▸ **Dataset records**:

★ ★ ★ ★ ★

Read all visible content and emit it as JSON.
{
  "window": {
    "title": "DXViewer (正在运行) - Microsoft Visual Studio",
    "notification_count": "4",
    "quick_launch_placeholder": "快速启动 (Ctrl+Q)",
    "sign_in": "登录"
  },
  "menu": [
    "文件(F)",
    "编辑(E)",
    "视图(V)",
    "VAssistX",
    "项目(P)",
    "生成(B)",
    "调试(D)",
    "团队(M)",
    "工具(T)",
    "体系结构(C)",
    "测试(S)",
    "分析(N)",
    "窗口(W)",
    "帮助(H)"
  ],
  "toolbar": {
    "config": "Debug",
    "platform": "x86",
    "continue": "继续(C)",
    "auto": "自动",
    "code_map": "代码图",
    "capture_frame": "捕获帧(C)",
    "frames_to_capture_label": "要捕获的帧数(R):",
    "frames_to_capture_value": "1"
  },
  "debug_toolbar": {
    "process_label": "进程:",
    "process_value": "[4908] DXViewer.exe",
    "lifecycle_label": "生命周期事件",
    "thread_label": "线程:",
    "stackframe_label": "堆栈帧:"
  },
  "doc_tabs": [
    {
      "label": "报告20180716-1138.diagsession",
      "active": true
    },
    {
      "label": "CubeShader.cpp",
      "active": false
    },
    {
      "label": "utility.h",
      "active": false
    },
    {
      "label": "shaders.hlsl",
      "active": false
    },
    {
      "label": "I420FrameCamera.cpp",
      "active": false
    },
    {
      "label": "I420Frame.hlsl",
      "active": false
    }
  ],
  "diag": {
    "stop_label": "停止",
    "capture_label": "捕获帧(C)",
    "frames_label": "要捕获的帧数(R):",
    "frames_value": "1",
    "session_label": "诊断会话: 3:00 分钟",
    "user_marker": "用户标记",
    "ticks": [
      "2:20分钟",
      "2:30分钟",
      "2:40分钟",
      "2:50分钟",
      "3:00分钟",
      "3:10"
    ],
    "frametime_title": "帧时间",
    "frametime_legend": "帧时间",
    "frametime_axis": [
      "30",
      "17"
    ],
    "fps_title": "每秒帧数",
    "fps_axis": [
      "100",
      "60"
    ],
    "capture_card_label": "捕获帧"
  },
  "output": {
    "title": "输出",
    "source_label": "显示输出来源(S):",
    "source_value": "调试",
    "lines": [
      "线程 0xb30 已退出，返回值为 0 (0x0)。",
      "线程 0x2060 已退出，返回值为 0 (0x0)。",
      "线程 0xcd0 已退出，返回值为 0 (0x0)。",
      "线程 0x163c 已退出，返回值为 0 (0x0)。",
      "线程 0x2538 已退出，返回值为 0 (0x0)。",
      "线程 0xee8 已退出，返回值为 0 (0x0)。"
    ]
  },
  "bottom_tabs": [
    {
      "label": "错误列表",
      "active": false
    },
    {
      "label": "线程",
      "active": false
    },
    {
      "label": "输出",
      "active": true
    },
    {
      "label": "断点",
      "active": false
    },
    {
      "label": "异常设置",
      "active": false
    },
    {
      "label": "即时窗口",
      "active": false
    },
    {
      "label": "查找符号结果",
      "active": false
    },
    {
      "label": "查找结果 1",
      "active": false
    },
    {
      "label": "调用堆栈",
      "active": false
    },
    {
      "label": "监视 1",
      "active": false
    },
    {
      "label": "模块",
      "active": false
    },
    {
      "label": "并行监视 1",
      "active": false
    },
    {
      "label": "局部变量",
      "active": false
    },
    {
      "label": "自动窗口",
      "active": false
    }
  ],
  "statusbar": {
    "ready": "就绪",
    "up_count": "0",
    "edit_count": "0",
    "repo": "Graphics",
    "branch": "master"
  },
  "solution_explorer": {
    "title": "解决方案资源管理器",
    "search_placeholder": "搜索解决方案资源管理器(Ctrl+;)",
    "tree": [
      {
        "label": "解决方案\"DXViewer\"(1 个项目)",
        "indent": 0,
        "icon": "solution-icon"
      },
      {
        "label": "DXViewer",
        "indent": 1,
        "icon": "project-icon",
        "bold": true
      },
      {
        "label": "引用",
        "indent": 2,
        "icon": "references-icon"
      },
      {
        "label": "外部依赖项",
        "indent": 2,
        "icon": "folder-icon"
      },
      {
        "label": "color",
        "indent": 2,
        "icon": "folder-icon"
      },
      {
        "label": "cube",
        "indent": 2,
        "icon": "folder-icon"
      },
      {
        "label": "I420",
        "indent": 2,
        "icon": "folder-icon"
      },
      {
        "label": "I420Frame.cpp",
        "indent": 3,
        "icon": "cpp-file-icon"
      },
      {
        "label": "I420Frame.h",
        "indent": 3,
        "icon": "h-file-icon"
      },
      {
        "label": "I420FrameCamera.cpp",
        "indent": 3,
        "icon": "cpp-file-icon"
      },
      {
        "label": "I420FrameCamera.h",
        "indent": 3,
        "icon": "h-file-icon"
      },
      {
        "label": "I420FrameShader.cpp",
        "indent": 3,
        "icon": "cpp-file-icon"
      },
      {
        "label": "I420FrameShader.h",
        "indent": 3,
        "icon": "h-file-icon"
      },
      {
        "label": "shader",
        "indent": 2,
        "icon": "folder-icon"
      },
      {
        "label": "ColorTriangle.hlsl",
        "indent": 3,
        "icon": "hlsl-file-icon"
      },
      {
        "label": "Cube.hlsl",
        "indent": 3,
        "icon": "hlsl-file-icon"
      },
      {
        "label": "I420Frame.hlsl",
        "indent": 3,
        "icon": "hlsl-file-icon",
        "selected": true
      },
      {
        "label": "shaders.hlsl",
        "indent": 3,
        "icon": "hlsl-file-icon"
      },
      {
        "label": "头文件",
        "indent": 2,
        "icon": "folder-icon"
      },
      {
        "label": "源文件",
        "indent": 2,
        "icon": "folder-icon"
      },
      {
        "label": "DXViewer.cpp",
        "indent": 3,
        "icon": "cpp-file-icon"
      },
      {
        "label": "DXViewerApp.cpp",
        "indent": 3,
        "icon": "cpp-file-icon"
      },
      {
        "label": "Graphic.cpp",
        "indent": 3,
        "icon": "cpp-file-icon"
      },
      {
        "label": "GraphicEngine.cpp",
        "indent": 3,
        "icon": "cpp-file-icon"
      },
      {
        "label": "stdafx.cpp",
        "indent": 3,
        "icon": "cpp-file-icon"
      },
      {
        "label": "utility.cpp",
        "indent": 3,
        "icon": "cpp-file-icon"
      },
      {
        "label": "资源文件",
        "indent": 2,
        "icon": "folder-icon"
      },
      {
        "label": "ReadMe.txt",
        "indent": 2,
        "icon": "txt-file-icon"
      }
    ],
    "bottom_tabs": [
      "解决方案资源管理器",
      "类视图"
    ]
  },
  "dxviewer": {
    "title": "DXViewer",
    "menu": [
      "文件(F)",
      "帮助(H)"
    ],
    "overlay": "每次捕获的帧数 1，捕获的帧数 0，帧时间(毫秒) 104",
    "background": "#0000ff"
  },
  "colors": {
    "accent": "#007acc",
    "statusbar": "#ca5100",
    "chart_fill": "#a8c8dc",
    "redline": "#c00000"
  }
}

★ ★ ★ ★ ★

▸ **Task requirements**:
Extract the data exactly as given.

▸ **Finished task**:
Read all visible content and emit it as JSON.
{
  "window": {
    "title": "DXViewer (正在运行) - Microsoft Visual Studio",
    "notification_count": "4",
    "quick_launch_placeholder": "快速启动 (Ctrl+Q)",
    "sign_in": "登录"
  },
  "menu": [
    "文件(F)",
    "编辑(E)",
    "视图(V)",
    "VAssistX",
    "项目(P)",
    "生成(B)",
    "调试(D)",
    "团队(M)",
    "工具(T)",
    "体系结构(C)",
    "测试(S)",
    "分析(N)",
    "窗口(W)",
    "帮助(H)"
  ],
  "toolbar": {
    "config": "Debug",
    "platform": "x86",
    "continue": "继续(C)",
    "auto": "自动",
    "code_map": "代码图",
    "capture_frame": "捕获帧(C)",
    "frames_to_capture_label": "要捕获的帧数(R):",
    "frames_to_capture_value": "1"
  },
  "debug_toolbar": {
    "process_label": "进程:",
    "process_value": "[4908] DXViewer.exe",
    "lifecycle_label": "生命周期事件",
    "thread_label": "线程:",
    "stackframe_label": "堆栈帧:"
  },
  "doc_tabs": [
    {
      "label": "报告20180716-1138.diagsession",
      "active": true
    },
    {
      "label": "CubeShader.cpp",
      "active": false
    },
    {
      "label": "utility.h",
      "active": false
    },
    {
      "label": "shaders.hlsl",
      "active": false
    },
    {
      "label": "I420FrameCamera.cpp",
      "active": false
    },
    {
      "label": "I420Frame.hlsl",
      "active": false
    }
  ],
  "diag": {
    "stop_label": "停止",
    "capture_label": "捕获帧(C)",
    "frames_label": "要捕获的帧数(R):",
    "frames_value": "1",
    "session_label": "诊断会话: 3:00 分钟",
    "user_marker": "用户标记",
    "ticks": [
      "2:20分钟",
      "2:30分钟",
      "2:40分钟",
      "2:50分钟",
      "3:00分钟",
      "3:10"
    ],
    "frametime_title": "帧时间",
    "frametime_legend": "帧时间",
    "frametime_axis": [
      "30",
      "17"
    ],
    "fps_title": "每秒帧数",
    "fps_axis": [
      "100",
      "60"
    ],
    "capture_card_label": "捕获帧"
  },
  "output": {
    "title": "输出",
    "source_label": "显示输出来源(S):",
    "source_value": "调试",
    "lines": [
      "线程 0xb30 已退出，返回值为 0 (0x0)。",
      "线程 0x2060 已退出，返回值为 0 (0x0)。",
      "线程 0xcd0 已退出，返回值为 0 (0x0)。",
      "线程 0x163c 已退出，返回值为 0 (0x0)。",
      "线程 0x2538 已退出，返回值为 0 (0x0)。",
      "线程 0xee8 已退出，返回值为 0 (0x0)。"
    ]
  },
  "bottom_tabs": [
    {
      "label": "错误列表",
      "active": false
    },
    {
      "label": "线程",
      "active": false
    },
    {
      "label": "输出",
      "active": true
    },
    {
      "label": "断点",
      "active": false
    },
    {
      "label": "异常设置",
      "active": false
    },
    {
      "label": "即时窗口",
      "active": false
    },
    {
      "label": "查找符号结果",
      "active": false
    },
    {
      "label": "查找结果 1",
      "active": false
    },
    {
      "label": "调用堆栈",
      "active": false
    },
    {
      "label": "监视 1",
      "active": false
    },
    {
      "label": "模块",
      "active": false
    },
    {
      "label": "并行监视 1",
      "active": false
    },
    {
      "label": "局部变量",
      "active": false
    },
    {
      "label": "自动窗口",
      "active": false
    }
  ],
  "statusbar": {
    "ready": "就绪",
    "up_count": "0",
    "edit_count": "0",
    "repo": "Graphics",
    "branch": "master"
  },
  "solution_explorer": {
    "title": "解决方案资源管理器",
    "search_placeholder": "搜索解决方案资源管理器(Ctrl+;)",
    "tree": [
      {
        "label": "解决方案\"DXViewer\"(1 个项目)",
        "indent": 0,
        "icon": "solution-icon"
      },
      {
        "label": "DXViewer",
        "indent": 1,
        "icon": "project-icon",
        "bold": true
      },
      {
        "label": "引用",
        "indent": 2,
        "icon": "references-icon"
      },
      {
        "label": "外部依赖项",
        "indent": 2,
        "icon": "folder-icon"
      },
      {
        "label": "color",
        "indent": 2,
        "icon": "folder-icon"
      },
      {
        "label": "cube",
        "indent": 2,
        "icon": "folder-icon"
      },
      {
        "label": "I420",
        "indent": 2,
        "icon": "folder-icon"
      },
      {
        "label": "I420Frame.cpp",
        "indent": 3,
        "icon": "cpp-file-icon"
      },
      {
        "label": "I420Frame.h",
        "indent": 3,
        "icon": "h-file-icon"
      },
      {
        "label": "I420FrameCamera.cpp",
        "indent": 3,
        "icon": "cpp-file-icon"
      },
      {
        "label": "I420FrameCamera.h",
        "indent": 3,
        "icon": "h-file-icon"
      },
      {
        "label": "I420FrameShader.cpp",
        "indent": 3,
        "icon": "cpp-file-icon"
      },
      {
        "label": "I420FrameShader.h",
        "indent": 3,
        "icon": "h-file-icon"
      },
      {
        "label": "shader",
        "indent": 2,
        "icon": "folder-icon"
      },
      {
        "label": "ColorTriangle.hlsl",
        "indent": 3,
        "icon": "hlsl-file-icon"
      },
      {
        "label": "Cube.hlsl",
        "indent": 3,
        "icon": "hlsl-file-icon"
      },
      {
        "label": "I420Frame.hlsl",
        "indent": 3,
        "icon": "hlsl-file-icon",
        "selected": true
      },
      {
        "label": "shaders.hlsl",
        "indent": 3,
        "icon": "hlsl-file-icon"
      },
      {
        "label": "头文件",
        "indent": 2,
        "icon": "folder-icon"
      },
      {
        "label": "源文件",
        "indent": 2,
        "icon": "folder-icon"
      },
      {
        "label": "DXViewer.cpp",
        "indent": 3,
        "icon": "cpp-file-icon"
      },
      {
        "label": "DXViewerApp.cpp",
        "indent": 3,
        "icon": "cpp-file-icon"
      },
      {
        "label": "Graphic.cpp",
        "indent": 3,
        "icon": "cpp-file-icon"
      },
      {
        "label": "GraphicEngine.cpp",
        "indent": 3,
        "icon": "cpp-file-icon"
      },
      {
        "label": "stdafx.cpp",
        "indent": 3,
        "icon": "cpp-file-icon"
      },
      {
        "label": "utility.cpp",
        "indent": 3,
        "icon": "cpp-file-icon"
      },
      {
        "label": "资源文件",
        "indent": 2,
        "icon": "folder-icon"
      },
      {
        "label": "ReadMe.txt",
        "indent": 2,
        "icon": "txt-file-icon"
      }
    ],
    "bottom_tabs": [
      "解决方案资源管理器",
      "类视图"
    ]
  },
  "dxviewer": {
    "title": "DXViewer",
    "menu": [
      "文件(F)",
      "帮助(H)"
    ],
    "overlay": "每次捕获的帧数 1，捕获的帧数 0，帧时间(毫秒) 104",
    "background": "#0000ff"
  },
  "colors": {
    "accent": "#007acc",
    "statusbar": "#ca5100",
    "chart_fill": "#a8c8dc",
    "redline": "#c00000"
  }
}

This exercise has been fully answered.